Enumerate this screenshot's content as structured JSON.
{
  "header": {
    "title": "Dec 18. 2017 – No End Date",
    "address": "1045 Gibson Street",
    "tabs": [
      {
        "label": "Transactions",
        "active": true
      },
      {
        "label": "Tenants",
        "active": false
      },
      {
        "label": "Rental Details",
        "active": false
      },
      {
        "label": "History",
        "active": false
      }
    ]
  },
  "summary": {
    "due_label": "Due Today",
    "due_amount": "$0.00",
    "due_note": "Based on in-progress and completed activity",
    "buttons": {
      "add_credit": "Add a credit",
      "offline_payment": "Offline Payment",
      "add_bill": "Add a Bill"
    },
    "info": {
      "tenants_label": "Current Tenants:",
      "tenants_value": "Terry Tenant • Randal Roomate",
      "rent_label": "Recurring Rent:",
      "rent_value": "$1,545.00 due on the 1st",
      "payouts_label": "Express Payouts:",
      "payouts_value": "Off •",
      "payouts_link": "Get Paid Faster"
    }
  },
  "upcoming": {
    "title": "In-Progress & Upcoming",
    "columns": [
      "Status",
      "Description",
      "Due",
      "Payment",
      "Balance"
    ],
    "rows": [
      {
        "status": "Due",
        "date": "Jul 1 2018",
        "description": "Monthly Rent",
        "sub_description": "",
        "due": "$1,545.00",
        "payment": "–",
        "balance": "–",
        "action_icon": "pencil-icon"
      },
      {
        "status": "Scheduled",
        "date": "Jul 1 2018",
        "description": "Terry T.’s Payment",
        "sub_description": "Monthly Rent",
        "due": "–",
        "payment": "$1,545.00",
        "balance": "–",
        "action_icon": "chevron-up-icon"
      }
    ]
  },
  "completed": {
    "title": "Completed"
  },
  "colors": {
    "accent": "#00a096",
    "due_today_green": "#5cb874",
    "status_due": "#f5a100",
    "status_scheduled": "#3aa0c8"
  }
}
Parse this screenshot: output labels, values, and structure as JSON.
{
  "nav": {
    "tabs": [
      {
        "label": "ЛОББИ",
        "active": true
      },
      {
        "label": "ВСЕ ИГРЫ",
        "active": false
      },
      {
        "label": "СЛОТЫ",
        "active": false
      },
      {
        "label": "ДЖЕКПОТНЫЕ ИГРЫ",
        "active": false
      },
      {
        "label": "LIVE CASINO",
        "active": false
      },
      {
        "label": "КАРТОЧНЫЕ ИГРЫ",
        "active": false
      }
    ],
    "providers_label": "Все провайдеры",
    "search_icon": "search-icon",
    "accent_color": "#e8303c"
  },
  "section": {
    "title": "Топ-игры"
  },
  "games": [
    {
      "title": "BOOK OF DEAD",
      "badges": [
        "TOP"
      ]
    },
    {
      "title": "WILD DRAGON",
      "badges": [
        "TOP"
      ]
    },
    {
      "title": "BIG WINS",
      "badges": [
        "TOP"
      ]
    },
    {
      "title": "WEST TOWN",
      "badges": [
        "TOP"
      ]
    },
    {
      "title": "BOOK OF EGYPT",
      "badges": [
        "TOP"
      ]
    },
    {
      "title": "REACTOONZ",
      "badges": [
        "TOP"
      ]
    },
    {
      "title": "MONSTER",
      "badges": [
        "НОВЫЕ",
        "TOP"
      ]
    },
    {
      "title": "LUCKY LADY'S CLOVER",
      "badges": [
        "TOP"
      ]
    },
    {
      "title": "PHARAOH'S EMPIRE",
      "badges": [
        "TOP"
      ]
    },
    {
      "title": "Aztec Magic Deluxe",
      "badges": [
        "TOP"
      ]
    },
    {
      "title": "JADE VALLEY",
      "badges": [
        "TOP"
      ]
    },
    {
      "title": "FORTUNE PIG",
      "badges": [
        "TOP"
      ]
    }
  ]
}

◆ **Short problem**: Each entry above needs to be retyped exactly.

◆ **The response**:
Enumerate this screenshot's content as structured JSON.
{
  "header": {
    "title": "Dec 18. 2017 – No End Date",
    "address": "1045 Gibson Street",
    "tabs": [
      {
        "label": "Transactions",
        "active": true
      },
      {
        "label": "Tenants",
        "active": false
      },
      {
        "label": "Rental Details",
        "active": false
      },
      {
        "label": "History",
        "active": false
      }
    ]
  },
  "summary": {
    "due_label": "Due Today",
    "due_amount": "$0.00",
    "due_note": "Based on in-progress and completed activity",
    "buttons": {
      "add_credit": "Add a credit",
      "offline_payment": "Offline Payment",
      "add_bill": "Add a Bill"
    },
    "info": {
      "tenants_label": "Current Tenants:",
      "tenants_value": "Terry Tenant • Randal Roomate",
      "rent_label": "Recurring Rent:",
      "rent_value": "$1,545.00 due on the 1st",
      "payouts_label": "Express Payouts:",
      "payouts_value": "Off •",
      "payouts_link": "Get Paid Faster"
    }
  },
  "upcoming": {
    "title": "In-Progress & Upcoming",
    "columns": [
      "Status",
      "Description",
      "Due",
      "Payment",
      "Balance"
    ],
    "rows": [
      {
        "status": "Due",
        "date": "Jul 1 2018",
        "description": "Monthly Rent",
        "sub_description": "",
        "due": "$1,545.00",
        "payment": "–",
        "balance": "–",
        "action_icon": "pencil-icon"
      },
      {
        "status": "Scheduled",
        "date": "Jul 1 2018",
        "description": "Terry T.’s Payment",
        "sub_description": "Monthly Rent",
        "due": "–",
        "payment": "$1,545.00",
        "balance": "–",
        "action_icon": "chevron-up-icon"
      }
    ]
  },
  "completed": {
    "title": "Completed"
  },
  "colors": {
    "accent": "#00a096",
    "due_today_green": "#5cb874",
    "status_due": "#f5a100",
    "status_scheduled": "#3aa0c8"
  }
}
Parse this screenshot: output labels, values, and structure as JSON.
{
  "nav": {
    "tabs": [
      {
        "label": "ЛОББИ",
        "active": true
      },
      {
        "label": "ВСЕ ИГРЫ",
        "active": false
      },
      {
        "label": "СЛОТЫ",
        "active": false
      },
      {
        "label": "ДЖЕКПОТНЫЕ ИГРЫ",
        "active": false
      },
      {
        "label": "LIVE CASINO",
        "active": false
      },
      {
        "label": "КАРТОЧНЫЕ ИГРЫ",
        "active": false
      }
    ],
    "providers_label": "Все провайдеры",
    "search_icon": "search-icon",
    "accent_color": "#e8303c"
  },
  "section": {
    "title": "Топ-игры"
  },
  "games": [
    {
      "title": "BOOK OF DEAD",
      "badges": [
        "TOP"
      ]
    },
    {
      "title": "WILD DRAGON",
      "badges": [
        "TOP"
      ]
    },
    {
      "title": "BIG WINS",
      "badges": [
        "TOP"
      ]
    },
    {
      "title": "WEST TOWN",
      "badges": [
        "TOP"
      ]
    },
    {
      "title": "BOOK OF EGYPT",
      "badges": [
        "TOP"
      ]
    },
    {
      "title": "REACTOONZ",
      "badges": [
        "TOP"
      ]
    },
    {
      "title": "MONSTER",
      "badges": [
        "НОВЫЕ",
        "TOP"
      ]
    },
    {
      "title": "LUCKY LADY'S CLOVER",
      "badges": [
        "TOP"
      ]
    },
    {
      "title": "PHARAOH'S EMPIRE",
      "badges": [
        "TOP"
      ]
    },
    {
      "title": "Aztec Magic Deluxe",
      "badges": [
        "TOP"
      ]
    },
    {
      "title": "JADE VALLEY",
      "badges": [
        "TOP"
      ]
    },
    {
      "title": "FORTUNE PIG",
      "badges": [
        "TOP"
      ]
    }
  ]
}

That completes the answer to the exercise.